• Data
● ● ●

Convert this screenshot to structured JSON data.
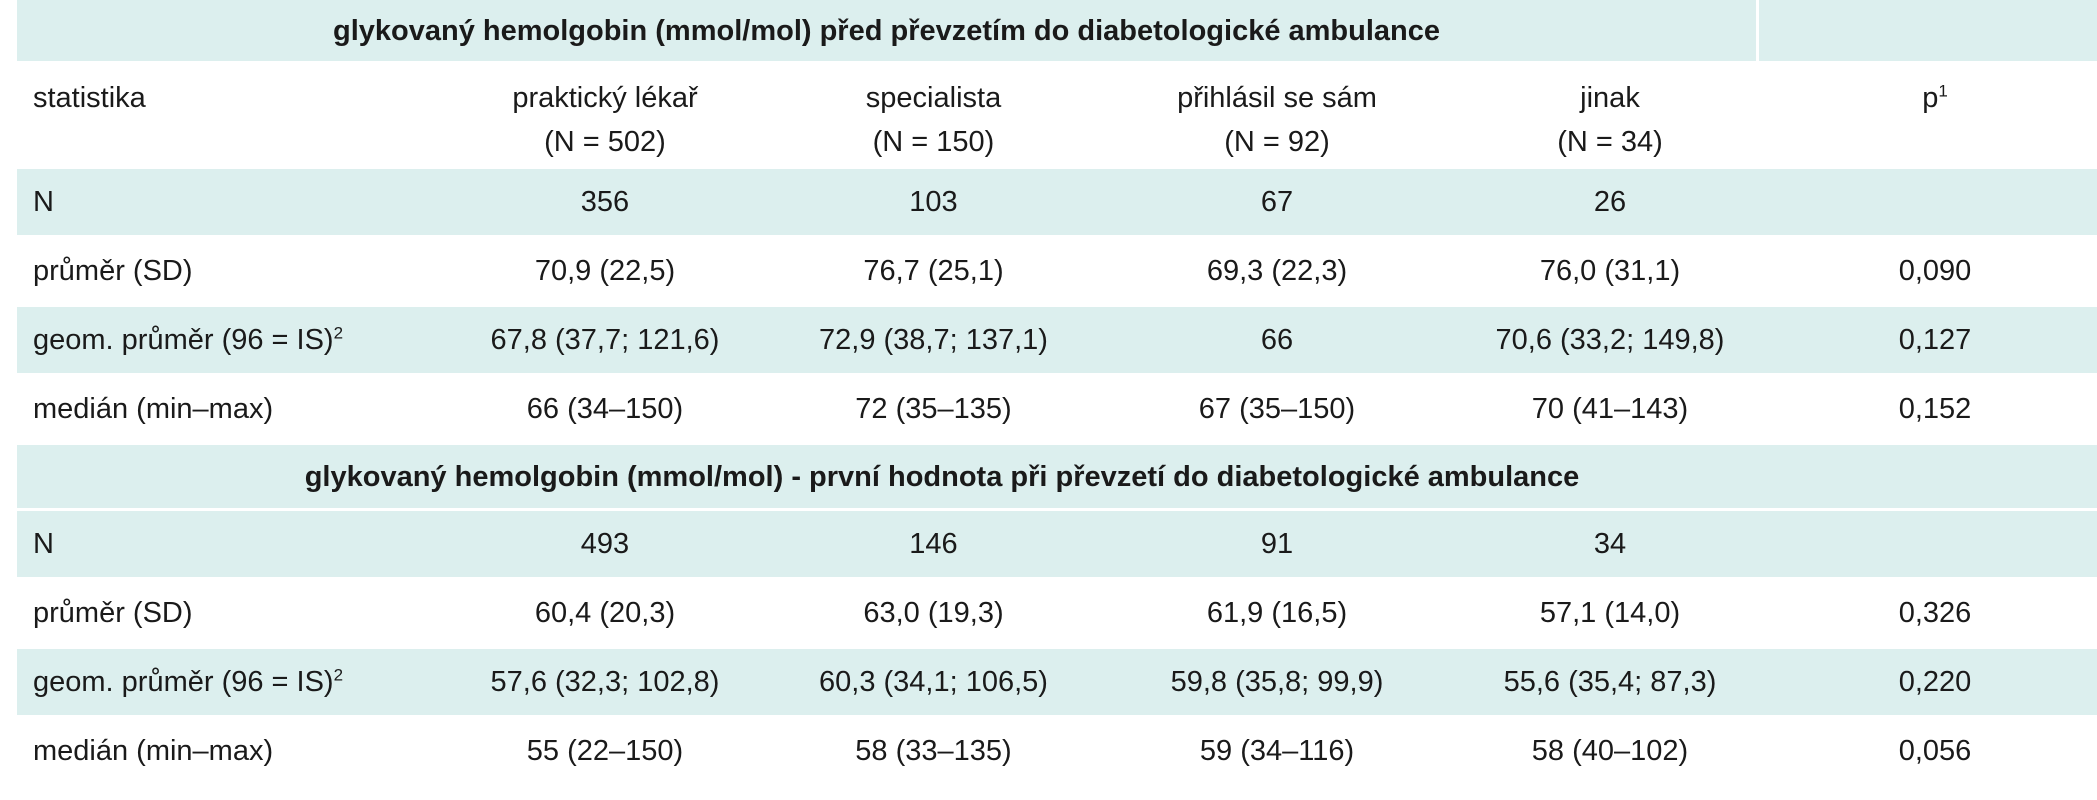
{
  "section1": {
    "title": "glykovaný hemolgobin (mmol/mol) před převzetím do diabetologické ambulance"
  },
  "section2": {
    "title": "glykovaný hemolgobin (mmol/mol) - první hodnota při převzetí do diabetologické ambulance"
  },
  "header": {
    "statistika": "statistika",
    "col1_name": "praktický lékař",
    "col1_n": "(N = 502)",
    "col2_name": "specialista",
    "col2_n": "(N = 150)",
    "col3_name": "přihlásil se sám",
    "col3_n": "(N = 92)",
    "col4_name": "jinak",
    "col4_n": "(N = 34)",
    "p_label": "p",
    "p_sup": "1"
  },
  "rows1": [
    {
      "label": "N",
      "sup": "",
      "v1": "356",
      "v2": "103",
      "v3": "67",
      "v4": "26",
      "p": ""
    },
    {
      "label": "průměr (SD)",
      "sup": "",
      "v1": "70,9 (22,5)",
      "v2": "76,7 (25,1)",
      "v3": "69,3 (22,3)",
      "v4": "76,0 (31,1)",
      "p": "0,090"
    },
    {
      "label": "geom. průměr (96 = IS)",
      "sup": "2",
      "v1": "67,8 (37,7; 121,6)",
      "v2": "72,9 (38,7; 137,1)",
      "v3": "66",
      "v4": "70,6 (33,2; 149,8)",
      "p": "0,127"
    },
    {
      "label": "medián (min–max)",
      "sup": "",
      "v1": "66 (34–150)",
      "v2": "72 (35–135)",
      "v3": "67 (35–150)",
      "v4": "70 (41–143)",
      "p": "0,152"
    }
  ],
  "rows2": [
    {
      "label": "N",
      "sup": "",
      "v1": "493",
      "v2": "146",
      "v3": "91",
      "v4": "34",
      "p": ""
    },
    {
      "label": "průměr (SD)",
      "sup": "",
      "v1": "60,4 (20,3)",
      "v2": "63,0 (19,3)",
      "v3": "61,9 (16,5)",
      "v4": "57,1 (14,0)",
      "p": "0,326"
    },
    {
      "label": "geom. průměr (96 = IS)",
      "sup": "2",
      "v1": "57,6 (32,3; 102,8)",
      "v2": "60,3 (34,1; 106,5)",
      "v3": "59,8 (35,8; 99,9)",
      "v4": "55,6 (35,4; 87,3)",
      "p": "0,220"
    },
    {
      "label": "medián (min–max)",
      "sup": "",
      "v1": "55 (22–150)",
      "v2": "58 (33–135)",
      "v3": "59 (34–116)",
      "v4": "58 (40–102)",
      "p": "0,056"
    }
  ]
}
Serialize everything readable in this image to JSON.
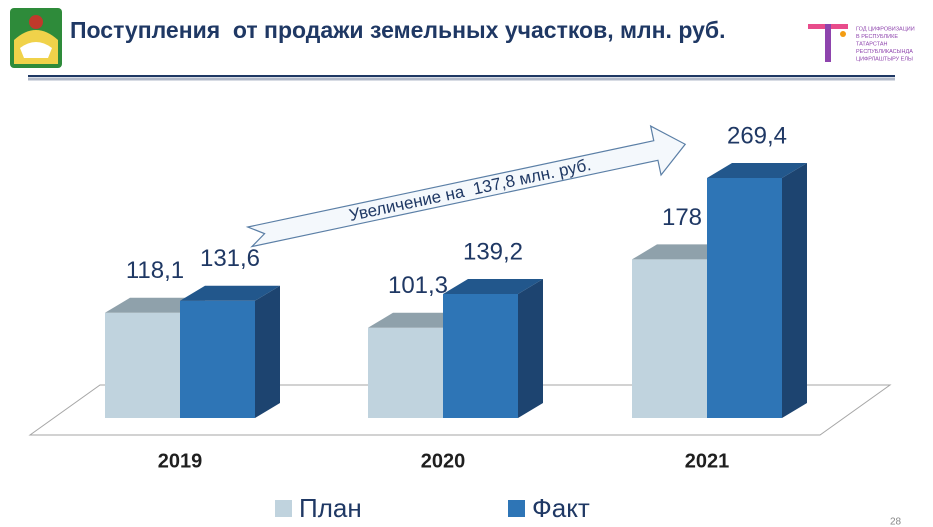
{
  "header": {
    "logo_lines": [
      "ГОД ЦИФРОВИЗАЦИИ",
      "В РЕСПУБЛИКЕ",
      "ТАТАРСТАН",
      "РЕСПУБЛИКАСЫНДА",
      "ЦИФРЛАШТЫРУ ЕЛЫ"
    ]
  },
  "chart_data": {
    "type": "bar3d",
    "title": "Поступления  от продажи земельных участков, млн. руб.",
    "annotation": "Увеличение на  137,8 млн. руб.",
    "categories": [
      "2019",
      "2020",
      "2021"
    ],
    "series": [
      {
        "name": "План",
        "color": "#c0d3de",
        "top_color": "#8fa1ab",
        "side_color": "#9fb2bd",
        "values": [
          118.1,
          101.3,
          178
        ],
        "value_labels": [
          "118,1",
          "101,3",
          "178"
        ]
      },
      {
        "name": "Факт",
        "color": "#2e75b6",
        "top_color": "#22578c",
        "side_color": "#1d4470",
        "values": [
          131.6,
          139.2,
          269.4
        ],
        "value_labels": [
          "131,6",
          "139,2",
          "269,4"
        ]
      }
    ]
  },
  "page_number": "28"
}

● ● ●

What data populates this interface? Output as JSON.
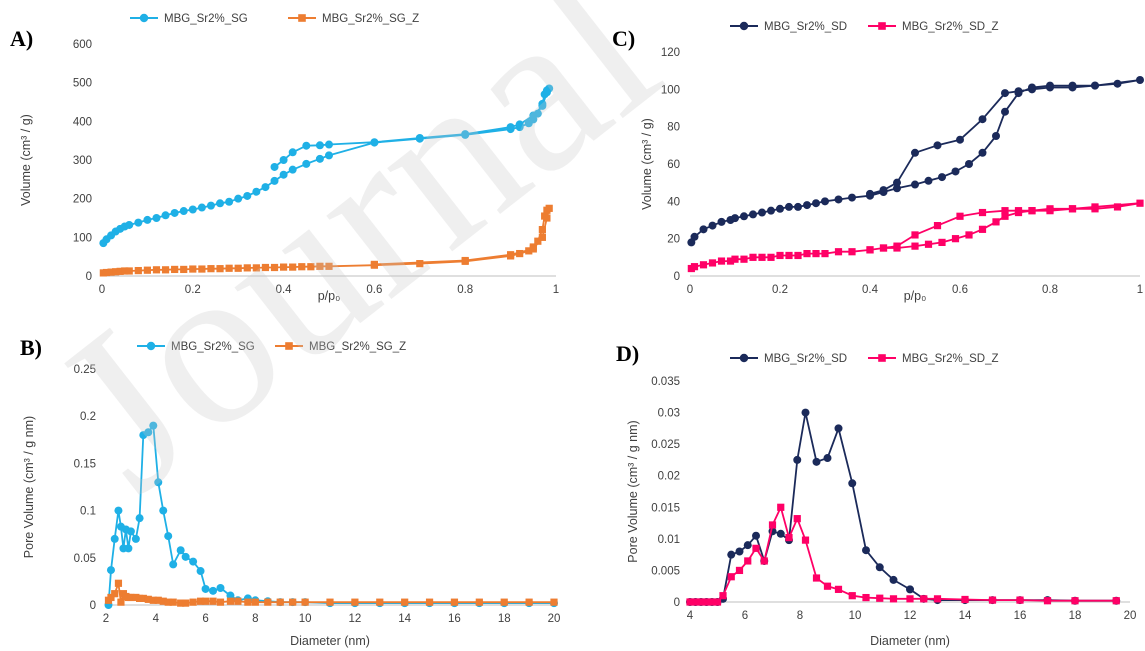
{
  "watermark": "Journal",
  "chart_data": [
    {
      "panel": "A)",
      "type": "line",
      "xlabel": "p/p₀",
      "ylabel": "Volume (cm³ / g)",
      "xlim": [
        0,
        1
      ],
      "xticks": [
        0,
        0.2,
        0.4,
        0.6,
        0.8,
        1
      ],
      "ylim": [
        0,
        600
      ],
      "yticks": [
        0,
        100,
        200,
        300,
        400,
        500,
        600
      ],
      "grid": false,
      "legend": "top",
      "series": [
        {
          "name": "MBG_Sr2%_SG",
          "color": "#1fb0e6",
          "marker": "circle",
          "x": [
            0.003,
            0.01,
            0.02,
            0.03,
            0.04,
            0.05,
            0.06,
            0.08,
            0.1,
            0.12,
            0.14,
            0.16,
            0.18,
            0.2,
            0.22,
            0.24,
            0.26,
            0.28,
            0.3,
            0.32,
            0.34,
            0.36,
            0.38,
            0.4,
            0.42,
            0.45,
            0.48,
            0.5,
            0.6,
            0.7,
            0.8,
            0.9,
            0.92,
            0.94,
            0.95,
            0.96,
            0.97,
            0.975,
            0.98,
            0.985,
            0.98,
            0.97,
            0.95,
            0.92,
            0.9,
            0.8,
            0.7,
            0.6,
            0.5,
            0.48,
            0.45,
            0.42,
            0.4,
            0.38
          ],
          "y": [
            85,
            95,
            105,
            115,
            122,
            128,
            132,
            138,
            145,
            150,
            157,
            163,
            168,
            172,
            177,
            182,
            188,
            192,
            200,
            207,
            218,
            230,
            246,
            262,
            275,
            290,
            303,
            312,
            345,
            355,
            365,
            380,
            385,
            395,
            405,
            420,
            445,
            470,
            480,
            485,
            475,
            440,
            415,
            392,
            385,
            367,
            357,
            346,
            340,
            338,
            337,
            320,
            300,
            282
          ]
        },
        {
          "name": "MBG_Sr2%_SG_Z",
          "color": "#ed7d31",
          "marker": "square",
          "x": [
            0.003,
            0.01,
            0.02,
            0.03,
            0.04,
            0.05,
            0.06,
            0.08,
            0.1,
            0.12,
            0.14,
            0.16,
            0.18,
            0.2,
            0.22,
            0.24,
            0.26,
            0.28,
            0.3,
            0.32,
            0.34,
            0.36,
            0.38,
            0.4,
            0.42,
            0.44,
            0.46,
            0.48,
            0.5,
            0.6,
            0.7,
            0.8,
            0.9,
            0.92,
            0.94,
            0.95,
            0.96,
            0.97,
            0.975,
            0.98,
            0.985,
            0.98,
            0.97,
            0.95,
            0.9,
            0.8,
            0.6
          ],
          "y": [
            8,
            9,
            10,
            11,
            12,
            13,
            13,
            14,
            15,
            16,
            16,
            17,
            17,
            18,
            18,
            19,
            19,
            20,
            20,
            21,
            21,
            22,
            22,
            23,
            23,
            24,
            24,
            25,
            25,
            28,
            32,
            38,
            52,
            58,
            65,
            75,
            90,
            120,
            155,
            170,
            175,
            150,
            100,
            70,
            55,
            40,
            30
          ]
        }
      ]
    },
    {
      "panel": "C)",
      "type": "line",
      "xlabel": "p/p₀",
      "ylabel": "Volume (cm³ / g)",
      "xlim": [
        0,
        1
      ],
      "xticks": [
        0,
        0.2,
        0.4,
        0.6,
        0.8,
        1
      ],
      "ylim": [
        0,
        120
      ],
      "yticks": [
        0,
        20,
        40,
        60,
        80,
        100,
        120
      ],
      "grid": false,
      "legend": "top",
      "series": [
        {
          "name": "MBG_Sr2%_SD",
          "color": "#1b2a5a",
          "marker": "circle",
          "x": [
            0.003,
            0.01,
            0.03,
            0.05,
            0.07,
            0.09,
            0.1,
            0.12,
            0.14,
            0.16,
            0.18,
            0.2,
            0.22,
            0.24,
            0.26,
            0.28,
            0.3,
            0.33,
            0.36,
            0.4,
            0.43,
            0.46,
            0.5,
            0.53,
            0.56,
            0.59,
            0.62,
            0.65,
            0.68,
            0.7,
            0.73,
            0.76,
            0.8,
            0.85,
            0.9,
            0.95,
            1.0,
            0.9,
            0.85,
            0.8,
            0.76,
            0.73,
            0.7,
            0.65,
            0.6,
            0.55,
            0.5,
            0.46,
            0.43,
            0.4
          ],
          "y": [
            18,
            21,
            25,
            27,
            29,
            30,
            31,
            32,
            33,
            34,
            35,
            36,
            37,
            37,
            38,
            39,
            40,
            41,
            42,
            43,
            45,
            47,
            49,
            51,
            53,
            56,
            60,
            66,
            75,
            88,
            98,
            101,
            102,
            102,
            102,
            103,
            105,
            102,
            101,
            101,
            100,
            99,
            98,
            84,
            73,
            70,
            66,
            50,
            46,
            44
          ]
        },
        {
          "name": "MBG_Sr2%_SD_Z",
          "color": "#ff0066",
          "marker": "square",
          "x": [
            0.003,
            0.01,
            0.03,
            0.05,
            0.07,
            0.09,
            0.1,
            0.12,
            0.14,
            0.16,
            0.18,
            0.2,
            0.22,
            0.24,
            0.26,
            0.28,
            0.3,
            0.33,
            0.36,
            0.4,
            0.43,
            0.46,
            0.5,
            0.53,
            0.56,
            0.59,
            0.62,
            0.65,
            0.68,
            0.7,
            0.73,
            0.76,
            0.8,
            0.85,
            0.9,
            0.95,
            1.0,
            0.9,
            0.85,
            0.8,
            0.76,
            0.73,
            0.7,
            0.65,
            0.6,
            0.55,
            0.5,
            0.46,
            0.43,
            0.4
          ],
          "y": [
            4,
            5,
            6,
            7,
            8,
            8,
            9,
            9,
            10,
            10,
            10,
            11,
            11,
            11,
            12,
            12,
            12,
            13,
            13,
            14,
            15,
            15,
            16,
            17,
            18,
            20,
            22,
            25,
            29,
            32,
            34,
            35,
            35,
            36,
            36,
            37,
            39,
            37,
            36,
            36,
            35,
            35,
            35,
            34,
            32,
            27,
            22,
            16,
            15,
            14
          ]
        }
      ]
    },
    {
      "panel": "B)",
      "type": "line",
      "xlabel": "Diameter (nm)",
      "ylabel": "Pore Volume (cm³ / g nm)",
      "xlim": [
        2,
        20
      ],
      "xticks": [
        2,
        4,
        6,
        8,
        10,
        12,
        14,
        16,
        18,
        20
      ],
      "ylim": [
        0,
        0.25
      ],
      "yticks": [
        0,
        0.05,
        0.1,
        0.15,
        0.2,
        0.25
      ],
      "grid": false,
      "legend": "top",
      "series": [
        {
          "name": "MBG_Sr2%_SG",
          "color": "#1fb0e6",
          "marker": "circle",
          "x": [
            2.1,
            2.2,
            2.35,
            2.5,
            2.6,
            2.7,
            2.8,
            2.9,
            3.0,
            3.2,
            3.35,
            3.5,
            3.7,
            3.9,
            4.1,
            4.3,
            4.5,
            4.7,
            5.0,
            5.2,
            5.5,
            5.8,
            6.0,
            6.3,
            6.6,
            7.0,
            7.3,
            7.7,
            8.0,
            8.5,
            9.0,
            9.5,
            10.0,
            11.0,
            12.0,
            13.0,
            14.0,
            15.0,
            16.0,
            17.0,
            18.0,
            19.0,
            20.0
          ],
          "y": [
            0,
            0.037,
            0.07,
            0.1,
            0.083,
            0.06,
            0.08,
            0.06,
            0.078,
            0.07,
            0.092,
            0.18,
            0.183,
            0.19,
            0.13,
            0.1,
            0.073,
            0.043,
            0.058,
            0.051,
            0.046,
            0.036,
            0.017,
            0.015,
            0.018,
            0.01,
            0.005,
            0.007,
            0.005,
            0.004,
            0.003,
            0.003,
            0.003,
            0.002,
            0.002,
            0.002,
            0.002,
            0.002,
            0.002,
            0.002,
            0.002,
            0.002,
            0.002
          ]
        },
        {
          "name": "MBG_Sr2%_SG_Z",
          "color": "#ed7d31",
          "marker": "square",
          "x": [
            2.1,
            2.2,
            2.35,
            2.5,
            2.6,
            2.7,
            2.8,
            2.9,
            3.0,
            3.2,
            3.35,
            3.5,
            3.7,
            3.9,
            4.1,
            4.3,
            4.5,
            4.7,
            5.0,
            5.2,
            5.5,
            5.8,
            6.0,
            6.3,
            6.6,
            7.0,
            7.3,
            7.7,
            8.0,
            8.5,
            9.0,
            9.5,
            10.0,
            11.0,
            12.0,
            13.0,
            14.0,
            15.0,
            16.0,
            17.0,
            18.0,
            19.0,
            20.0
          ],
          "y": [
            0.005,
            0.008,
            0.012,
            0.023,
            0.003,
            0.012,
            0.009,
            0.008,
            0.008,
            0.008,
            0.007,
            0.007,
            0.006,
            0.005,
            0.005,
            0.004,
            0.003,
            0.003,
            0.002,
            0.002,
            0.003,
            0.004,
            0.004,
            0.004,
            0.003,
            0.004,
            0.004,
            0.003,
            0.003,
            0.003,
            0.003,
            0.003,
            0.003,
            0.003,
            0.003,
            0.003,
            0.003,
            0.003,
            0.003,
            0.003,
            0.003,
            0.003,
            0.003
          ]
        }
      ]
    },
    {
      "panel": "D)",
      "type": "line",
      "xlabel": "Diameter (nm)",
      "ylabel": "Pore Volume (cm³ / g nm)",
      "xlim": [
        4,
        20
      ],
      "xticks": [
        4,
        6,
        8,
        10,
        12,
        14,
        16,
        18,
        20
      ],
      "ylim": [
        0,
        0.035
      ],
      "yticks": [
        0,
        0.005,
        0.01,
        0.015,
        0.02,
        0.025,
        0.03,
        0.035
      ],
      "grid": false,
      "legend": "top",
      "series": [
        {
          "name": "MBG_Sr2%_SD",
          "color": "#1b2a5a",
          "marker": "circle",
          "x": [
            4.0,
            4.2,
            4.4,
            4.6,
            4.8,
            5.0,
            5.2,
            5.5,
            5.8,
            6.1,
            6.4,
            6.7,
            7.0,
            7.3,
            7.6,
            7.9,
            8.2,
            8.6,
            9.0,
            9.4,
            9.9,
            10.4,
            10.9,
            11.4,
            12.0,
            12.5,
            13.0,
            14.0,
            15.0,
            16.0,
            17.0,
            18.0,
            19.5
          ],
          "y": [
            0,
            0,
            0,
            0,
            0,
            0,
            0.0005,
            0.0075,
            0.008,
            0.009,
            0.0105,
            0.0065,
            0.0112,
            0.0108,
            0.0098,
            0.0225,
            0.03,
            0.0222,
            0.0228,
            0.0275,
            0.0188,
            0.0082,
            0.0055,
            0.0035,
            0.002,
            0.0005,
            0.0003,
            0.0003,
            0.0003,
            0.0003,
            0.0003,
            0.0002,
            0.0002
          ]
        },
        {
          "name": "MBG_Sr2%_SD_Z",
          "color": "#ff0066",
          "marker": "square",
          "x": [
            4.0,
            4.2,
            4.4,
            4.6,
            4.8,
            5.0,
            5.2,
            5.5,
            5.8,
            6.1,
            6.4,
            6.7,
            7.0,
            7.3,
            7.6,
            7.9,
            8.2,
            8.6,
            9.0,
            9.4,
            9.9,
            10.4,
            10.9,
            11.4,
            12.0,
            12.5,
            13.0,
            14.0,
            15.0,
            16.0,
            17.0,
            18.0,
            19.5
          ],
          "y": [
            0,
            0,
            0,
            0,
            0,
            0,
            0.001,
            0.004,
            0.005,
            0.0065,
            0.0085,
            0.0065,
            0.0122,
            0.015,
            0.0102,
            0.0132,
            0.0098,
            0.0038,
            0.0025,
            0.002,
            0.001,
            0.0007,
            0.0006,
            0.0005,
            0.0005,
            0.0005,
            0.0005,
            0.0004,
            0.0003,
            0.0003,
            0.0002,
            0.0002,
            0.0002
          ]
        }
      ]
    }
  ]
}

● ● ●

• Exercise
Above are the entries; count how many of their lines contain the word "JSON" and give only that number.

• Exercise output
3